■ Exercise task: Return each line containing "палитра".

■ Input:
· · ·
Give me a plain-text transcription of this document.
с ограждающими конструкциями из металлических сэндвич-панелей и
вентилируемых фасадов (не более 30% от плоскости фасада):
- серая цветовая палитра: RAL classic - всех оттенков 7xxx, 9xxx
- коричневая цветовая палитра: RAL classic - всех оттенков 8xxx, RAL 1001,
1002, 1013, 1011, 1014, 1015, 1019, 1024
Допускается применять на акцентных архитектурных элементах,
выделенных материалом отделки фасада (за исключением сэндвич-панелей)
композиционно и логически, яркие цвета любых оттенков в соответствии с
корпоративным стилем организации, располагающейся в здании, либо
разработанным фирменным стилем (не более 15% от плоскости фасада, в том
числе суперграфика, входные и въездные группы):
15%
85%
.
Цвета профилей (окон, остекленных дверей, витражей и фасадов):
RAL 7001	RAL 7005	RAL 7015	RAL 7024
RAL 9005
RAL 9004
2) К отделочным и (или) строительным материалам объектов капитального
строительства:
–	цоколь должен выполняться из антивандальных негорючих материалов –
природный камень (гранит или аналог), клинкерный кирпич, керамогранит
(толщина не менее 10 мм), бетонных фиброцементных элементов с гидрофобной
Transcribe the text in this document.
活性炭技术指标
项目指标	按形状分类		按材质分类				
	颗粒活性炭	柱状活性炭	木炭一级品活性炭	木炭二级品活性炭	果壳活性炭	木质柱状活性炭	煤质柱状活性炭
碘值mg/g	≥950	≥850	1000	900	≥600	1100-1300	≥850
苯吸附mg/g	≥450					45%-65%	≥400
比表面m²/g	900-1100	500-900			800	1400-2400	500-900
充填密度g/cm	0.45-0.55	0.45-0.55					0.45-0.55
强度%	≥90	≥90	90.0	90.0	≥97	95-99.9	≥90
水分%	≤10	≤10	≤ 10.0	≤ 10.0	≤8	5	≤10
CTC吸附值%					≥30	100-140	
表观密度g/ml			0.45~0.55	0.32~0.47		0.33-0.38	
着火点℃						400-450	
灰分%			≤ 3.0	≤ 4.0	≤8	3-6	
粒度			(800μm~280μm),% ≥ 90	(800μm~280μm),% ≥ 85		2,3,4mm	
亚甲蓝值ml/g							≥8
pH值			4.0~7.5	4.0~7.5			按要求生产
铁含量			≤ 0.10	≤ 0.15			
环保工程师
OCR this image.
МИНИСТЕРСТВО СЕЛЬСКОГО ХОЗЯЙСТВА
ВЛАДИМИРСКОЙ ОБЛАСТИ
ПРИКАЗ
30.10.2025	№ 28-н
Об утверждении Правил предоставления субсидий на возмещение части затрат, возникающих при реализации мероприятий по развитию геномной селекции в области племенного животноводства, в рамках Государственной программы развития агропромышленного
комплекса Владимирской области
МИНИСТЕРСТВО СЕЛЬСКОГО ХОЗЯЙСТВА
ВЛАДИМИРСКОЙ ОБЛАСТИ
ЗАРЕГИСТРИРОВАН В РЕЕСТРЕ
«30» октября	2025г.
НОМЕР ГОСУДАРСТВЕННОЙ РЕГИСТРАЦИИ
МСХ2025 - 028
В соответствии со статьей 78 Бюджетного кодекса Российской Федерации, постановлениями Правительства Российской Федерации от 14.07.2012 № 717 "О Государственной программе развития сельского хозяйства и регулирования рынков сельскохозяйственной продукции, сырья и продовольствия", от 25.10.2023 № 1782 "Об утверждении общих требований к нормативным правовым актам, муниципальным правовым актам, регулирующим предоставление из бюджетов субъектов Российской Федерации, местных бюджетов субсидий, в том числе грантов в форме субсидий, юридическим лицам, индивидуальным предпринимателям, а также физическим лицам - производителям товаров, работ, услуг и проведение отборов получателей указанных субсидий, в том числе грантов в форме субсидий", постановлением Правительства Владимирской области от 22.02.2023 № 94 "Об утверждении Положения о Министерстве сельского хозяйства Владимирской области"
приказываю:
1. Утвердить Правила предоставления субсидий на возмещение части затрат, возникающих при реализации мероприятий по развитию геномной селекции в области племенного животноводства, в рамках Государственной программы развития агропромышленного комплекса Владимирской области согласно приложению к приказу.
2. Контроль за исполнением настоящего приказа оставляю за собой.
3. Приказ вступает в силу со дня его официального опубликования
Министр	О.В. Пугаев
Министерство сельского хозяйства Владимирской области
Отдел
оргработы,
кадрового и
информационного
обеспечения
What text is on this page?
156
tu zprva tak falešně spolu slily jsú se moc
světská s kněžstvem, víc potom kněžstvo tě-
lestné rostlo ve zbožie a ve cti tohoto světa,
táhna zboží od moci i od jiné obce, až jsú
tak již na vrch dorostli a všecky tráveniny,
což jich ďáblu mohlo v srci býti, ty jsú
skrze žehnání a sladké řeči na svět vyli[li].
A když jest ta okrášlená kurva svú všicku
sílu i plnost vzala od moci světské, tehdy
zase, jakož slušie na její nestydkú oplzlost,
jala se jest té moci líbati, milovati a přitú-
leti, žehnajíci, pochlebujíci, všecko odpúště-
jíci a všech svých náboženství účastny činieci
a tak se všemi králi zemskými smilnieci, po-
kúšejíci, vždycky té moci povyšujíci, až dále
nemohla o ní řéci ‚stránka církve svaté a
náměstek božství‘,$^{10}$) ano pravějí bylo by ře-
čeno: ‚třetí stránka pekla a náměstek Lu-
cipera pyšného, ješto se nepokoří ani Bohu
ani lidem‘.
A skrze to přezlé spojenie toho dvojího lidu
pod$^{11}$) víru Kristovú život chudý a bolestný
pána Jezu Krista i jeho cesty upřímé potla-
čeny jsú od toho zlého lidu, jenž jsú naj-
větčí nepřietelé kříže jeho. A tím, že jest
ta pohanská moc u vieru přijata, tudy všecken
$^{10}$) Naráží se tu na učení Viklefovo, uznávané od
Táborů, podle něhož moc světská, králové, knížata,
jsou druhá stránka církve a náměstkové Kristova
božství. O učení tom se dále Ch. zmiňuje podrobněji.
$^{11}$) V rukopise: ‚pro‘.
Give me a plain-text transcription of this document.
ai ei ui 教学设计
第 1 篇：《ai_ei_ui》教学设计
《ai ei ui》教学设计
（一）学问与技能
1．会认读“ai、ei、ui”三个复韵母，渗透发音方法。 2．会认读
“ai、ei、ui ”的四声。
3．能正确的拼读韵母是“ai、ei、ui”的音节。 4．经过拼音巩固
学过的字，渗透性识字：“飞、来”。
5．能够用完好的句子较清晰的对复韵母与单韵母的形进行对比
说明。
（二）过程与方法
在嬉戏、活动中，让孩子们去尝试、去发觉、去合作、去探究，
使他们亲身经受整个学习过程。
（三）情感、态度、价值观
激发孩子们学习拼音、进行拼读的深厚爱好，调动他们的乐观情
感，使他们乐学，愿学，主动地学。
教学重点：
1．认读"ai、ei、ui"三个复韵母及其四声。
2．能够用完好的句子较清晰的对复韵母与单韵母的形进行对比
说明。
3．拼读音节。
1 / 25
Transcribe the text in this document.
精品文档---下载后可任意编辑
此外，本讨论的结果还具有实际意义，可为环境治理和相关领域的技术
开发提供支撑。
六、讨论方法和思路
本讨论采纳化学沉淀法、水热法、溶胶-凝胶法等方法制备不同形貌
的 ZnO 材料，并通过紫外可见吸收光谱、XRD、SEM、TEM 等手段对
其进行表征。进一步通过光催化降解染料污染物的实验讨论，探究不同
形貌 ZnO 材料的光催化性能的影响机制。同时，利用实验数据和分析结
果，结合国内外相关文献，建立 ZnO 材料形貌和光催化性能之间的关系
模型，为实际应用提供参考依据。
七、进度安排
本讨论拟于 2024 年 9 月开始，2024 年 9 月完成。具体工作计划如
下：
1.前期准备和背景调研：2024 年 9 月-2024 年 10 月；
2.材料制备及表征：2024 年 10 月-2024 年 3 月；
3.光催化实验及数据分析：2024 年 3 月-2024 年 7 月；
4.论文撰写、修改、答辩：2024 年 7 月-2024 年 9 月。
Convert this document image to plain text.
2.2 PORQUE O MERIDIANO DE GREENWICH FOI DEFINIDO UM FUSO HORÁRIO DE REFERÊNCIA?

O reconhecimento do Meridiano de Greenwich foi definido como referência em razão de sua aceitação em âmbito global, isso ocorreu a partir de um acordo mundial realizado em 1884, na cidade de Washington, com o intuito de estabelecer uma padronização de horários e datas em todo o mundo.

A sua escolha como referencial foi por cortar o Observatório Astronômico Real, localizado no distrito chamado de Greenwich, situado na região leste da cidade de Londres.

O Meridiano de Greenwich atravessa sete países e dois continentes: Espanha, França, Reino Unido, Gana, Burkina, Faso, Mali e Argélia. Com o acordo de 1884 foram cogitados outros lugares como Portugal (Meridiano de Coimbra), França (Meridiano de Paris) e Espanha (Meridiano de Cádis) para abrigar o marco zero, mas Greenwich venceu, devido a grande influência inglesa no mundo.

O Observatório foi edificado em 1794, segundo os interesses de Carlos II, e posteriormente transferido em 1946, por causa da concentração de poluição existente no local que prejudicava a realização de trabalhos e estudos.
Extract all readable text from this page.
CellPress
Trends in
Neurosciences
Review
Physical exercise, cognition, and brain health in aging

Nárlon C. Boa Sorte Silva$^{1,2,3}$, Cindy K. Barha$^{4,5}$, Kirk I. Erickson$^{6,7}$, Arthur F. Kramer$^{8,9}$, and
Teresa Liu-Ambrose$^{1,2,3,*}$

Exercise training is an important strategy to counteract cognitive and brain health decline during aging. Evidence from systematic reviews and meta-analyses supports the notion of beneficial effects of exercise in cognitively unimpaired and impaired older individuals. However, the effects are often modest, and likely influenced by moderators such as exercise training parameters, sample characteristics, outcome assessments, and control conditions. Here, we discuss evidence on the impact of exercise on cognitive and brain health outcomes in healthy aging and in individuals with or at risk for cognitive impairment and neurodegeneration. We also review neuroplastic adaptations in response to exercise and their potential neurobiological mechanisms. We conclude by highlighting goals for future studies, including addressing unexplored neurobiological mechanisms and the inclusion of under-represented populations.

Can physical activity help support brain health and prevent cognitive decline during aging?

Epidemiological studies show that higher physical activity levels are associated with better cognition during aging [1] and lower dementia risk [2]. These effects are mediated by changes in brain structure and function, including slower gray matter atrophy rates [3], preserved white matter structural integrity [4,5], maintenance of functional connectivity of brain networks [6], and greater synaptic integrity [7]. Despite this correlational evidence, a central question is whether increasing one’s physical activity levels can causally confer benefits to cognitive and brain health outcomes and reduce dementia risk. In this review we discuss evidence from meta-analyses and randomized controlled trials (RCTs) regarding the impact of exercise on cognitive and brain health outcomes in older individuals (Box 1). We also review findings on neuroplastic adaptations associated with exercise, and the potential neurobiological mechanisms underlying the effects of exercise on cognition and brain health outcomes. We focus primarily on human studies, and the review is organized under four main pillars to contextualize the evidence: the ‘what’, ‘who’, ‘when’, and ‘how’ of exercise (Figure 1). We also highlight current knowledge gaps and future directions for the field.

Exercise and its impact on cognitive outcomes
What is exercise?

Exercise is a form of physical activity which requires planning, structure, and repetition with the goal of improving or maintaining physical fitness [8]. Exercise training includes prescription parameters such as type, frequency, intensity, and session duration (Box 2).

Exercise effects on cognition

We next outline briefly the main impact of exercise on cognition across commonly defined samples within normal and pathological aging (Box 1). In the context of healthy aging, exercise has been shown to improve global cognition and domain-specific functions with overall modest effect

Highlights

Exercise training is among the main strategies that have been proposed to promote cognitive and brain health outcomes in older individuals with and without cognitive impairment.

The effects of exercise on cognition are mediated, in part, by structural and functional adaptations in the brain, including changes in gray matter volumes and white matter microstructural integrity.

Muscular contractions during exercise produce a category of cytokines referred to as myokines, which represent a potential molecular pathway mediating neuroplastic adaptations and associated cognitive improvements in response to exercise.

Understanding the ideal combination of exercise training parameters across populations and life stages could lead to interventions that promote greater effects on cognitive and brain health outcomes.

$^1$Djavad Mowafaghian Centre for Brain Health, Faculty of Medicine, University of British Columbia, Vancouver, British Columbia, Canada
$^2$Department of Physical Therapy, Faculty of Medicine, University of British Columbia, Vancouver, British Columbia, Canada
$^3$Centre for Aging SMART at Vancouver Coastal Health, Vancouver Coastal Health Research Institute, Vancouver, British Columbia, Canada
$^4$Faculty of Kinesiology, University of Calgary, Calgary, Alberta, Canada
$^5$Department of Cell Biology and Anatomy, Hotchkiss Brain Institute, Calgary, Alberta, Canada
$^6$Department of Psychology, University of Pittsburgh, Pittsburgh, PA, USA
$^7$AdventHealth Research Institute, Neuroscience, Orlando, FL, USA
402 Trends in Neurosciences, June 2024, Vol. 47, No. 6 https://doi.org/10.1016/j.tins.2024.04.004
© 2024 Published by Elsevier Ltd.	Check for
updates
· · ·
■ Solved problem:
- серая цветовая палитра: RAL classic - всех оттенков 7xxx, 9xxx
- коричневая цветовая палитра: RAL classic - всех оттенков 8xxx, RAL 1001,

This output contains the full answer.